═══ DATA SECTION
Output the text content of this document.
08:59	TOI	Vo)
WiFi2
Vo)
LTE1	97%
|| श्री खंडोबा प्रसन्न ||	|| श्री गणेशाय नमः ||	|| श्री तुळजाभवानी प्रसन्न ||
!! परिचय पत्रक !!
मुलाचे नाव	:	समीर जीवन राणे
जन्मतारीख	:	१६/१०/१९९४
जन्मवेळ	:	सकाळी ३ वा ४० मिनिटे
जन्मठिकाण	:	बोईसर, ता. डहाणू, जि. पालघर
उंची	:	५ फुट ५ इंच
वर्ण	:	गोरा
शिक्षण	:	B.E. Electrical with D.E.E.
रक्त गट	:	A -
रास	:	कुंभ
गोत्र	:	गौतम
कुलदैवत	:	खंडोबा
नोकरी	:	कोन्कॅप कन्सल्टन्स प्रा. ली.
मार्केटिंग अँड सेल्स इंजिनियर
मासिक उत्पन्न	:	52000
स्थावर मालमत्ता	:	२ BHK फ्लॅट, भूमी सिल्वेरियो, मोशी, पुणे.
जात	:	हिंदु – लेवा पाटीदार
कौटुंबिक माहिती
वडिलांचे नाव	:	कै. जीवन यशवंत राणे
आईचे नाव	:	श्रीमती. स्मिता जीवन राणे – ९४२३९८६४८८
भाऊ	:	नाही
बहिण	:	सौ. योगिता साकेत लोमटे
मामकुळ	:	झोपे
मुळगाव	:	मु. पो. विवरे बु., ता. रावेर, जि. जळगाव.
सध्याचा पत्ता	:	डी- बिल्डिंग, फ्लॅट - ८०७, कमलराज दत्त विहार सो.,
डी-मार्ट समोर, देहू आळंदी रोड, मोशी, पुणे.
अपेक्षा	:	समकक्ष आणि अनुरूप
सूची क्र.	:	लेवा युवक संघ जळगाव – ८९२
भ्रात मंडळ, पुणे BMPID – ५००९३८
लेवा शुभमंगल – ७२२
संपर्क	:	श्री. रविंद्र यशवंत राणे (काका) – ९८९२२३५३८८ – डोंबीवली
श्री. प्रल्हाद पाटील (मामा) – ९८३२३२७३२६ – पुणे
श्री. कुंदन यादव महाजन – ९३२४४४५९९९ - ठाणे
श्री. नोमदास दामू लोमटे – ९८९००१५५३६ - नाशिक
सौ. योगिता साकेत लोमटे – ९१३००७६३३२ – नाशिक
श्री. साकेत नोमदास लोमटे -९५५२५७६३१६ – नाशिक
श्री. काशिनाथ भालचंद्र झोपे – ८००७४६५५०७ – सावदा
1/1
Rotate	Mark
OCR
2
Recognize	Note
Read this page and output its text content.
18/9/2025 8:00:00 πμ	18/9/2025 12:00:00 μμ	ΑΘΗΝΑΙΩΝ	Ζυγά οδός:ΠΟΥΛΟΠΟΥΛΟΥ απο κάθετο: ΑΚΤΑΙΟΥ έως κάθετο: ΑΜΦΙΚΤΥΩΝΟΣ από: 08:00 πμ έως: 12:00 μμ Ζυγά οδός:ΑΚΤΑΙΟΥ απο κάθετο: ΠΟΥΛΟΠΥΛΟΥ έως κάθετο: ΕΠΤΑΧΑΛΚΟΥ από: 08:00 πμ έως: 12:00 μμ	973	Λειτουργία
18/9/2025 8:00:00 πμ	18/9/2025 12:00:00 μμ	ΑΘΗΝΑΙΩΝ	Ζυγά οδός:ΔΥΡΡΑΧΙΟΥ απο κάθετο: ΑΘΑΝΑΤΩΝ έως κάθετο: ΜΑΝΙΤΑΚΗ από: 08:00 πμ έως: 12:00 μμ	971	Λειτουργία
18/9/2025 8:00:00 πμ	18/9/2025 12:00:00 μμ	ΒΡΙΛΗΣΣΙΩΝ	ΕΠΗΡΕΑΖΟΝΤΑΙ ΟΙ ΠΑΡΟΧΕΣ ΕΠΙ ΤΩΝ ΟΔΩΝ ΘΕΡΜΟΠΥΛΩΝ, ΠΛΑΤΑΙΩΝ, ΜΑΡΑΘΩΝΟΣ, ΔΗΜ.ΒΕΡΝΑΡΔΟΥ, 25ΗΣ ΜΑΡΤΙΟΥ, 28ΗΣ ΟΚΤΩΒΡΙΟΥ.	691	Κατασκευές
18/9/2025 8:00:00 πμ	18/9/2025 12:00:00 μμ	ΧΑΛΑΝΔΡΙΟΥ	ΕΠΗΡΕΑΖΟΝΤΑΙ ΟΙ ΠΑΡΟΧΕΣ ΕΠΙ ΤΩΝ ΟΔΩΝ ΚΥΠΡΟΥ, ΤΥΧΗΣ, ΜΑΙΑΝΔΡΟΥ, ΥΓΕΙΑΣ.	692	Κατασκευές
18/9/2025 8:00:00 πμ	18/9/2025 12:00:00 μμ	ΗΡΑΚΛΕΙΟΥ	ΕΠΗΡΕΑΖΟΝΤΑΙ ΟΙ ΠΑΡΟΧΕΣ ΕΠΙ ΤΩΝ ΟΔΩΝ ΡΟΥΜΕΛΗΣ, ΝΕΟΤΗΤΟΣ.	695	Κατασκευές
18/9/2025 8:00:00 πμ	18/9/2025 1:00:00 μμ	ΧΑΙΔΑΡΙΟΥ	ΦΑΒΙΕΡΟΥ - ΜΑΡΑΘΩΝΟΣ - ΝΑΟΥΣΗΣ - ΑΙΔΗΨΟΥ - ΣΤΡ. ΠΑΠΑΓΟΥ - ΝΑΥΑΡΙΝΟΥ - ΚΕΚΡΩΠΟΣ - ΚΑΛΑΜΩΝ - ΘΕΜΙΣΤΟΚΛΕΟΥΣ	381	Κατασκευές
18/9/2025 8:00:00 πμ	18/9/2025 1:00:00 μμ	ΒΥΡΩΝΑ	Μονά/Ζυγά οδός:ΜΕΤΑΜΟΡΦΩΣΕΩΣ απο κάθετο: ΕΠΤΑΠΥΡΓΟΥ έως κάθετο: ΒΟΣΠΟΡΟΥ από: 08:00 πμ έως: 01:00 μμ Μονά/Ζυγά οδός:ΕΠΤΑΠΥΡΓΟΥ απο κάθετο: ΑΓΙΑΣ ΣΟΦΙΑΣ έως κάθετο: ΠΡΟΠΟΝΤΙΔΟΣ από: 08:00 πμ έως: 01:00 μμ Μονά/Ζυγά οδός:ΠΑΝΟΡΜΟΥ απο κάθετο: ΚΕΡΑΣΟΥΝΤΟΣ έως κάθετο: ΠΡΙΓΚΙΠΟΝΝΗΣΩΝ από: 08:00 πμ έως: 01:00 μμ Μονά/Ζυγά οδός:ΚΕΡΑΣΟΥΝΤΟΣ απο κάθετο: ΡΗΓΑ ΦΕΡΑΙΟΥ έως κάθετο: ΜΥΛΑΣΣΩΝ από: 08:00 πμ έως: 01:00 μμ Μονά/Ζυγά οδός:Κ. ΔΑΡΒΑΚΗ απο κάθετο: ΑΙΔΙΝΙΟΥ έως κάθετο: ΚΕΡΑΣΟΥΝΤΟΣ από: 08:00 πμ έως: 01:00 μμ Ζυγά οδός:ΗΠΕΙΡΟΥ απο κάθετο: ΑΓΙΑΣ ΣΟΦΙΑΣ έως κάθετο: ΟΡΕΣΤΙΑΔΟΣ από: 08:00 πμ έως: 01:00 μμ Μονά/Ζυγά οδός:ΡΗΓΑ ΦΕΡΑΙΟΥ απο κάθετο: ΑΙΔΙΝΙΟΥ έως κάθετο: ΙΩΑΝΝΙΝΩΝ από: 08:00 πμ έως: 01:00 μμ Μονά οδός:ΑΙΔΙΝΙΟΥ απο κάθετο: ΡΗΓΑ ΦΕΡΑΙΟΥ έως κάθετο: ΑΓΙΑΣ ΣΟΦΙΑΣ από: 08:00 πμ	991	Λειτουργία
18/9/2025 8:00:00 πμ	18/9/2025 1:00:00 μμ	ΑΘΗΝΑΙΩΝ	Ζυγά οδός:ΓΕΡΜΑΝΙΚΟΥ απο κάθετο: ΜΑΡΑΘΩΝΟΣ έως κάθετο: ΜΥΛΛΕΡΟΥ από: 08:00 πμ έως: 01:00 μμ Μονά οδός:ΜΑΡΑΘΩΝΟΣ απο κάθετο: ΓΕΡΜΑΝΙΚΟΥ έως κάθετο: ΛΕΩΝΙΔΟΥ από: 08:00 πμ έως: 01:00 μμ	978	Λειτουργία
══════
• **TASK OBJECTIVE**
Look through the data and show every line containing "content".

• **WRITTEN ANSWER**
Output the text content of this document.
Read this page and output its text content.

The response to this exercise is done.